Copy out all of the material exactly.

***

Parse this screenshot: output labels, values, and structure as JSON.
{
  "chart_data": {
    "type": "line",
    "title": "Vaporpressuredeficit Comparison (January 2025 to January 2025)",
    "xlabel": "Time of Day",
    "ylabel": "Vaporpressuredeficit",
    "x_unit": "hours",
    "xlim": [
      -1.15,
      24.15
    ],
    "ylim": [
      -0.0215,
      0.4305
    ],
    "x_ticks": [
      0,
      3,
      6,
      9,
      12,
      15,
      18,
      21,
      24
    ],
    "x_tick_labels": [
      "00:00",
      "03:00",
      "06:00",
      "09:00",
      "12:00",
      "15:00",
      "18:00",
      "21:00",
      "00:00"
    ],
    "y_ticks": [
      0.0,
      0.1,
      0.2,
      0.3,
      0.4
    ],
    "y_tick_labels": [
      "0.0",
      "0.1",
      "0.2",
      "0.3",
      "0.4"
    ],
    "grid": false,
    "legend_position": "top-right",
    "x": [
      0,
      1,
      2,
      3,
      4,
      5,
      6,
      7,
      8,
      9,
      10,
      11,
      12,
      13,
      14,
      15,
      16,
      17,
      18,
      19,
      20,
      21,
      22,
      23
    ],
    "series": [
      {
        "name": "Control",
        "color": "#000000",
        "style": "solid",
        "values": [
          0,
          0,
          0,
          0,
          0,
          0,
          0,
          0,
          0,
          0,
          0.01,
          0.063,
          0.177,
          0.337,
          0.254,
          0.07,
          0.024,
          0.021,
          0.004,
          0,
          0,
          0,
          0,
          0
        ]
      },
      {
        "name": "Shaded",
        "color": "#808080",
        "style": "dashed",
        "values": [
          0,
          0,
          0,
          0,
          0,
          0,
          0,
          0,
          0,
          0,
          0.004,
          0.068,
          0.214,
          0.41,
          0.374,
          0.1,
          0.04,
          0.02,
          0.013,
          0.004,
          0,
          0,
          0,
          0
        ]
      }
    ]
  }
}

***

Correct output.
Parse this screenshot: output labels, values, and structure as JSON.
{
  "chart_data": {
    "type": "line",
    "title": "Vaporpressuredeficit Comparison (January 2025 to January 2025)",
    "xlabel": "Time of Day",
    "ylabel": "Vaporpressuredeficit",
    "x_unit": "hours",
    "xlim": [
      -1.15,
      24.15
    ],
    "ylim": [
      -0.0215,
      0.4305
    ],
    "x_ticks": [
      0,
      3,
      6,
      9,
      12,
      15,
      18,
      21,
      24
    ],
    "x_tick_labels": [
      "00:00",
      "03:00",
      "06:00",
      "09:00",
      "12:00",
      "15:00",
      "18:00",
      "21:00",
      "00:00"
    ],
    "y_ticks": [
      0.0,
      0.1,
      0.2,
      0.3,
      0.4
    ],
    "y_tick_labels": [
      "0.0",
      "0.1",
      "0.2",
      "0.3",
      "0.4"
    ],
    "grid": false,
    "legend_position": "top-right",
    "x": [
      0,
      1,
      2,
      3,
      4,
      5,
      6,
      7,
      8,
      9,
      10,
      11,
      12,
      13,
      14,
      15,
      16,
      17,
      18,
      19,
      20,
      21,
      22,
      23
    ],
    "series": [
      {
        "name": "Control",
        "color": "#000000",
        "style": "solid",
        "values": [
          0,
          0,
          0,
          0,
          0,
          0,
          0,
          0,
          0,
          0,
          0.01,
          0.063,
          0.177,
          0.337,
          0.254,
          0.07,
          0.024,
          0.021,
          0.004,
          0,
          0,
          0,
          0,
          0
        ]
      },
      {
        "name": "Shaded",
        "color": "#808080",
        "style": "dashed",
        "values": [
          0,
          0,
          0,
          0,
          0,
          0,
          0,
          0,
          0,
          0,
          0.004,
          0.068,
          0.214,
          0.41,
          0.374,
          0.1,
          0.04,
          0.02,
          0.013,
          0.004,
          0,
          0,
          0,
          0
        ]
      }
    ]
  }
}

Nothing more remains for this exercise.